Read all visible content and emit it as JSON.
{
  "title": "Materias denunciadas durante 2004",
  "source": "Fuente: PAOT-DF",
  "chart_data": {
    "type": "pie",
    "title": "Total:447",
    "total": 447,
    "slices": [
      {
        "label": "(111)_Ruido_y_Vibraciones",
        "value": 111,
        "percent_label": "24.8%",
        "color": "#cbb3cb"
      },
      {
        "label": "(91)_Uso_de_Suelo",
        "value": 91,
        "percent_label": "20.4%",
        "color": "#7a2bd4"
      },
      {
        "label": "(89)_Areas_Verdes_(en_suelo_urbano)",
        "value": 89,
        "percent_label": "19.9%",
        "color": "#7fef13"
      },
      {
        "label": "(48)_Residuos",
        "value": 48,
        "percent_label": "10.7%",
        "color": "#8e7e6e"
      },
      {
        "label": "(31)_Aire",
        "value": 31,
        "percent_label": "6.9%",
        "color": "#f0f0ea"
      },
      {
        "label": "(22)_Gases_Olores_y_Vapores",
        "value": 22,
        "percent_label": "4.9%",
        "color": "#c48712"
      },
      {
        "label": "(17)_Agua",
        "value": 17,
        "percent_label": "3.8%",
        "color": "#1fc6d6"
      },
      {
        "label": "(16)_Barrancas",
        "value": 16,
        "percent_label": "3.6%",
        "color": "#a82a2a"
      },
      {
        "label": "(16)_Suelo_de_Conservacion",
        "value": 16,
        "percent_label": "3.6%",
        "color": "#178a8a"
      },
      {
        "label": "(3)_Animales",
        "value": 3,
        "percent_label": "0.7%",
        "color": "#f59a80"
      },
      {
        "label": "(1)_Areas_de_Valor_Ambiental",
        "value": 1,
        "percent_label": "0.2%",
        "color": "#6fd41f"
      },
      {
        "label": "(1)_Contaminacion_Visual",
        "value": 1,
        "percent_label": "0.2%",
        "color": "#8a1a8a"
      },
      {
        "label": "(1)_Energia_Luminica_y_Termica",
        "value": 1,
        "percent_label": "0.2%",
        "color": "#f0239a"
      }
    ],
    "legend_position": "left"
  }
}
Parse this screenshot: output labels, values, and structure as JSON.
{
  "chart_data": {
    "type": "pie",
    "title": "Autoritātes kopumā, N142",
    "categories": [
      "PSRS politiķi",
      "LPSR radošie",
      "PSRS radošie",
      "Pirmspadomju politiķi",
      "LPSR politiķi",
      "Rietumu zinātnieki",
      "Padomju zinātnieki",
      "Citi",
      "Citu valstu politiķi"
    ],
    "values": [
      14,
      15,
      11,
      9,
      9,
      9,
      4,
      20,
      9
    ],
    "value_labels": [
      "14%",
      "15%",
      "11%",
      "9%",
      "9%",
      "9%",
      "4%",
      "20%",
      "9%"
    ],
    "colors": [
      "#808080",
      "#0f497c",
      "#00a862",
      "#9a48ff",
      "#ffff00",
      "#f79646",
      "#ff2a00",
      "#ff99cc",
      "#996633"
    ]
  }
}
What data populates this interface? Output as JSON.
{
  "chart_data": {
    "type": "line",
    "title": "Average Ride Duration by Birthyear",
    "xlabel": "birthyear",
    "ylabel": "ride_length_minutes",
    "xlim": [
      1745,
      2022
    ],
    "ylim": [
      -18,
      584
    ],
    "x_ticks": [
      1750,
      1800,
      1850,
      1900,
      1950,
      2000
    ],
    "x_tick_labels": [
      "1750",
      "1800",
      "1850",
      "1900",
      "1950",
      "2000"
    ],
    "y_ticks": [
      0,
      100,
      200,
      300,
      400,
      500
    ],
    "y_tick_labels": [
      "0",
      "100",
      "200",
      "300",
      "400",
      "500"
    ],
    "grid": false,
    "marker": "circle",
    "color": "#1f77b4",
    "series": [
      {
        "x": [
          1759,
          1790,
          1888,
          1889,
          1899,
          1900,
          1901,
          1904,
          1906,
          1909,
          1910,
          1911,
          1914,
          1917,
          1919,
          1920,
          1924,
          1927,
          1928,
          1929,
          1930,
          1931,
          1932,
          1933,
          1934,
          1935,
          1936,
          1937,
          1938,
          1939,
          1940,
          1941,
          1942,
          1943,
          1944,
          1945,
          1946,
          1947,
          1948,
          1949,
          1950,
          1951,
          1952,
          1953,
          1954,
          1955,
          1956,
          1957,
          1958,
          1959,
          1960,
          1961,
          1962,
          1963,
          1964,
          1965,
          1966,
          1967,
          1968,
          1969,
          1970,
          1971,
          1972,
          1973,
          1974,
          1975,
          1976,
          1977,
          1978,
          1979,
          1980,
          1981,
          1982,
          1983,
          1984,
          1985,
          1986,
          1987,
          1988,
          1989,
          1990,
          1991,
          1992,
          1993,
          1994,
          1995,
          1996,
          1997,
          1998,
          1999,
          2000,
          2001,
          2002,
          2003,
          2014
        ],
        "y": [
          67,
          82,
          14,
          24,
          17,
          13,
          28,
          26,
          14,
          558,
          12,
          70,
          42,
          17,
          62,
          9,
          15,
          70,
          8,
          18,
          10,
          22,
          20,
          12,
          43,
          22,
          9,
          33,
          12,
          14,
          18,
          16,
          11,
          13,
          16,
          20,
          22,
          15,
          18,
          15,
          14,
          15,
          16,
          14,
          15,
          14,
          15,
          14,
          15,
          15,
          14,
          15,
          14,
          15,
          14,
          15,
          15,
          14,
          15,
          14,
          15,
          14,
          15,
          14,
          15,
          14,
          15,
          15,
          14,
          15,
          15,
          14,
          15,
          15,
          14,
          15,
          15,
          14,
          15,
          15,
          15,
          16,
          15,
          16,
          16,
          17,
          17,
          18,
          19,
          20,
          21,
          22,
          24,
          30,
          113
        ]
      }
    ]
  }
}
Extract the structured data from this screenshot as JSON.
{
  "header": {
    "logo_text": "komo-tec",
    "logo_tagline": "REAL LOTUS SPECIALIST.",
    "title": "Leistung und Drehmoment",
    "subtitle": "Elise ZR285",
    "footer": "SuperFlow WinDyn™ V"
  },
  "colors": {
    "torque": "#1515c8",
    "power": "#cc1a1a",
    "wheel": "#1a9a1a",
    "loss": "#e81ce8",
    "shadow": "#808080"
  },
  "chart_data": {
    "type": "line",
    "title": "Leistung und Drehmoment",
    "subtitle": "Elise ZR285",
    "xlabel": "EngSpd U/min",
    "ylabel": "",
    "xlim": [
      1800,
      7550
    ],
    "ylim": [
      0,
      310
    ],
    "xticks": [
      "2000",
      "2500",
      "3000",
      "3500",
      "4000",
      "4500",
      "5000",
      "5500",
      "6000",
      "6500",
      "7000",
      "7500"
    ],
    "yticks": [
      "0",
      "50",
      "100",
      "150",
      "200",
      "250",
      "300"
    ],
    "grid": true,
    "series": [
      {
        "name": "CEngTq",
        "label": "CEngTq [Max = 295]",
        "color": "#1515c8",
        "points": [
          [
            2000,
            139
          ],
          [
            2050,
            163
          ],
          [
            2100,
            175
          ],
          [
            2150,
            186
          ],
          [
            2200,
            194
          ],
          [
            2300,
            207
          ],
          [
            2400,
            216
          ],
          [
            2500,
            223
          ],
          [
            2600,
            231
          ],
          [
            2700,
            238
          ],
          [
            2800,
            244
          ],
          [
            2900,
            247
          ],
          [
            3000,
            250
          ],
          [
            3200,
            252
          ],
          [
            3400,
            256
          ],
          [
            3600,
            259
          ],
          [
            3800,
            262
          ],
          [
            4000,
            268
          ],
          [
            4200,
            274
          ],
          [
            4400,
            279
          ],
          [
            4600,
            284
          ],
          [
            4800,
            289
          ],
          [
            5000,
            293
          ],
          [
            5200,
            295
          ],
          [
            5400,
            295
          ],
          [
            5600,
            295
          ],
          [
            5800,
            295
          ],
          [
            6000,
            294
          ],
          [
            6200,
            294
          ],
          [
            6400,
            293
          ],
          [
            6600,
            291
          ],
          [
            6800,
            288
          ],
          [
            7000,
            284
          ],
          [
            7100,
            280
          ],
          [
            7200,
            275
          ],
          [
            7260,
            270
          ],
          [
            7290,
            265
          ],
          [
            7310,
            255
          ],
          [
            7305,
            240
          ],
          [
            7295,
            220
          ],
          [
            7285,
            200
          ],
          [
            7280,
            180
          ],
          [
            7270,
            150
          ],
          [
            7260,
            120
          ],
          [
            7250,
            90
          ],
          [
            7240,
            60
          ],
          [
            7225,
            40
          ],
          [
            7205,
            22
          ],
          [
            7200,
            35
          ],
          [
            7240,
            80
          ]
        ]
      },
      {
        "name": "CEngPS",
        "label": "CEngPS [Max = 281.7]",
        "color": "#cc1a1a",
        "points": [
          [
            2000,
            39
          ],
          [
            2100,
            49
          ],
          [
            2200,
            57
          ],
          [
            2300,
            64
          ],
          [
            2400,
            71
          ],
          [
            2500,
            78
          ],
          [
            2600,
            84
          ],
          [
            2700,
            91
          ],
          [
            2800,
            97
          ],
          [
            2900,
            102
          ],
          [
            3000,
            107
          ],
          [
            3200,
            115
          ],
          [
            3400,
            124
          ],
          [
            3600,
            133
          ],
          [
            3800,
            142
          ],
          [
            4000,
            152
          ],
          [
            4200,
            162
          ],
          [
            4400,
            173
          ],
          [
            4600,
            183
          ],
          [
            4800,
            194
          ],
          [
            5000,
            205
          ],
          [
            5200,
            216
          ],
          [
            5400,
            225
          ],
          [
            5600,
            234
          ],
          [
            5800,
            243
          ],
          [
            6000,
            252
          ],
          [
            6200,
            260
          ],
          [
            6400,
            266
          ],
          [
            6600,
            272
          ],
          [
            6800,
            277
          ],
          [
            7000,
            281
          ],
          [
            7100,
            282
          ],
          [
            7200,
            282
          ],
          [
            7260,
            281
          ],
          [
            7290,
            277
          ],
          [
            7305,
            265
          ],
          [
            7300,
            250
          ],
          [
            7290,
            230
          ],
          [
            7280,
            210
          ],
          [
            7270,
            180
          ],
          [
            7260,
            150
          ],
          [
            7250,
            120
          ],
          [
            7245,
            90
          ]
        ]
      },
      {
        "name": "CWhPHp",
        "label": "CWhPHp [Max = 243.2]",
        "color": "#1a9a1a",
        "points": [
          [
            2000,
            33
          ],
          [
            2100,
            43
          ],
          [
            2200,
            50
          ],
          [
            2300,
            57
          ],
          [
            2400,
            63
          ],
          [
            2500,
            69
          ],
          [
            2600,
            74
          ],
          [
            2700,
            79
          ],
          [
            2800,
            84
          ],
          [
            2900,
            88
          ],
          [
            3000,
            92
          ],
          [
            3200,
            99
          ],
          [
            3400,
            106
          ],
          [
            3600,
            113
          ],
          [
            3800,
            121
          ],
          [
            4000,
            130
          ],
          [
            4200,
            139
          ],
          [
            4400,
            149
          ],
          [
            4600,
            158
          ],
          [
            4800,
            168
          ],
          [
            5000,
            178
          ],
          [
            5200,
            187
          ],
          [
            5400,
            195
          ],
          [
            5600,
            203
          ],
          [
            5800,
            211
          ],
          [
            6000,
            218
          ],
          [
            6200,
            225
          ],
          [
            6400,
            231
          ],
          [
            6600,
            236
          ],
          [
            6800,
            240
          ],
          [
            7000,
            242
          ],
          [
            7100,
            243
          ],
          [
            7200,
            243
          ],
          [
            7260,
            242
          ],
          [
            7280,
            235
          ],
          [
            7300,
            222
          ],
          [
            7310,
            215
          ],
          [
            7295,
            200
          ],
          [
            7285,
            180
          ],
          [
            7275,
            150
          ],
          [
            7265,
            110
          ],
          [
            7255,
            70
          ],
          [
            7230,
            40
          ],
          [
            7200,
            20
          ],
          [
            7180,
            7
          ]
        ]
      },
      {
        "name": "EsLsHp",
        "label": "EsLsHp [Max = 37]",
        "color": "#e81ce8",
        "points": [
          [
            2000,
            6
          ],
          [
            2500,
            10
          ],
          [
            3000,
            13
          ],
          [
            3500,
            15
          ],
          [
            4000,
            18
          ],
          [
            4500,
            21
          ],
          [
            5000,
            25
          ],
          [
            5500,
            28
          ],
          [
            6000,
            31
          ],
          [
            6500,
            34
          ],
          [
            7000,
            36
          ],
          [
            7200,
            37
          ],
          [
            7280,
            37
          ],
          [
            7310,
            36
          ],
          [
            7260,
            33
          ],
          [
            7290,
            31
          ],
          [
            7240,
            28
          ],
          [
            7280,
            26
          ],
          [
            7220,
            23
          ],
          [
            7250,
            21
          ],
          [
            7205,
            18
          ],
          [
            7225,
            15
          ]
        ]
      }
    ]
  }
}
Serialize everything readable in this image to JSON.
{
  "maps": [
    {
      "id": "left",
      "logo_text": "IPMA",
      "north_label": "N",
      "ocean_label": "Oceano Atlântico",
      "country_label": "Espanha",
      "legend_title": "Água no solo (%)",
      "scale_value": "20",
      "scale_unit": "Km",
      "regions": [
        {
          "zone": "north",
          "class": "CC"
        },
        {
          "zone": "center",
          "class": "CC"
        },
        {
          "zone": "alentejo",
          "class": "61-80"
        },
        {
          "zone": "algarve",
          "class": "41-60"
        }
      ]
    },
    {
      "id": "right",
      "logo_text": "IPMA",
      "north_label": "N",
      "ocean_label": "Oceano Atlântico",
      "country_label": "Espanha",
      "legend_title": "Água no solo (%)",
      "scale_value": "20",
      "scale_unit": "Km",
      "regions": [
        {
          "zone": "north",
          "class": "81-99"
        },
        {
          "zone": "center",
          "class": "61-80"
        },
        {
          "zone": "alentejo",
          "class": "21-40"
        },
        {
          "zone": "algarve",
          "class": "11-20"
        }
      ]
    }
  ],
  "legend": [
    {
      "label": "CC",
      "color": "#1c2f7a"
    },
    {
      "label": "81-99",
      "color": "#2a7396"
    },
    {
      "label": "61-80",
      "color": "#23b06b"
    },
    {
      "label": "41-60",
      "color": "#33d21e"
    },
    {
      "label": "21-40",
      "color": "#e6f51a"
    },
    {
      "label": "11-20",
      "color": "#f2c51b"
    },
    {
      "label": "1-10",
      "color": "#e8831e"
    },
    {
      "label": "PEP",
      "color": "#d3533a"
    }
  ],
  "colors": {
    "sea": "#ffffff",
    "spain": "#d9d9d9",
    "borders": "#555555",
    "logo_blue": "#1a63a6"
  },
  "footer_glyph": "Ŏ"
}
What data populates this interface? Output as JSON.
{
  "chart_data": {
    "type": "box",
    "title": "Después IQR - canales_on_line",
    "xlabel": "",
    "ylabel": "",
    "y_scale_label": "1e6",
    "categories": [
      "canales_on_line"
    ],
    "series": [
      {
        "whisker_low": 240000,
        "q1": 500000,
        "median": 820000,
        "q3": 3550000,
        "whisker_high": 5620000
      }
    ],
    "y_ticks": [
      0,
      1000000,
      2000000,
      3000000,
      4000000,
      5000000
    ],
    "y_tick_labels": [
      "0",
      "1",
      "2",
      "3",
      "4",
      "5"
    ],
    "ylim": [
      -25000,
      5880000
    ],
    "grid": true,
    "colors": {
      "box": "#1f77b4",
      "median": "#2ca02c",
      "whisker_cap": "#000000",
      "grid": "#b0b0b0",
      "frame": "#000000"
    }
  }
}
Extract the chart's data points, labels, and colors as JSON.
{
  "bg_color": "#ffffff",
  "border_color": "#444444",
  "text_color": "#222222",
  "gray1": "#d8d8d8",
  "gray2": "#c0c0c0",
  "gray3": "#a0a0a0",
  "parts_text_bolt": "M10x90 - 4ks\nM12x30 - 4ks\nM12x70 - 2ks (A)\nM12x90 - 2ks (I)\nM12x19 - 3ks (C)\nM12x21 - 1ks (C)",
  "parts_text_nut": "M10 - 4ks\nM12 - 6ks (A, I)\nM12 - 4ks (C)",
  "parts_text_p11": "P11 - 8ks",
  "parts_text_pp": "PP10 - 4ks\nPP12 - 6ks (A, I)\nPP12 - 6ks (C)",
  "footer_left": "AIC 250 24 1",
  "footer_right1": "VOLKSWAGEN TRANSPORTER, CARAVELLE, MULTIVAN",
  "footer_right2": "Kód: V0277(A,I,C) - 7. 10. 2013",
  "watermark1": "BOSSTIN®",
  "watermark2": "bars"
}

◆ Exercise details ◆
Give back, exactly as written, the lines from the one with "Extract the chart's" to the last line.

◆ Solution for this task ◆
Extract the chart's data points, labels, and colors as JSON.
{
  "bg_color": "#ffffff",
  "border_color": "#444444",
  "text_color": "#222222",
  "gray1": "#d8d8d8",
  "gray2": "#c0c0c0",
  "gray3": "#a0a0a0",
  "parts_text_bolt": "M10x90 - 4ks\nM12x30 - 4ks\nM12x70 - 2ks (A)\nM12x90 - 2ks (I)\nM12x19 - 3ks (C)\nM12x21 - 1ks (C)",
  "parts_text_nut": "M10 - 4ks\nM12 - 6ks (A, I)\nM12 - 4ks (C)",
  "parts_text_p11": "P11 - 8ks",
  "parts_text_pp": "PP10 - 4ks\nPP12 - 6ks (A, I)\nPP12 - 6ks (C)",
  "footer_left": "AIC 250 24 1",
  "footer_right1": "VOLKSWAGEN TRANSPORTER, CARAVELLE, MULTIVAN",
  "footer_right2": "Kód: V0277(A,I,C) - 7. 10. 2013",
  "watermark1": "BOSSTIN®",
  "watermark2": "bars"
}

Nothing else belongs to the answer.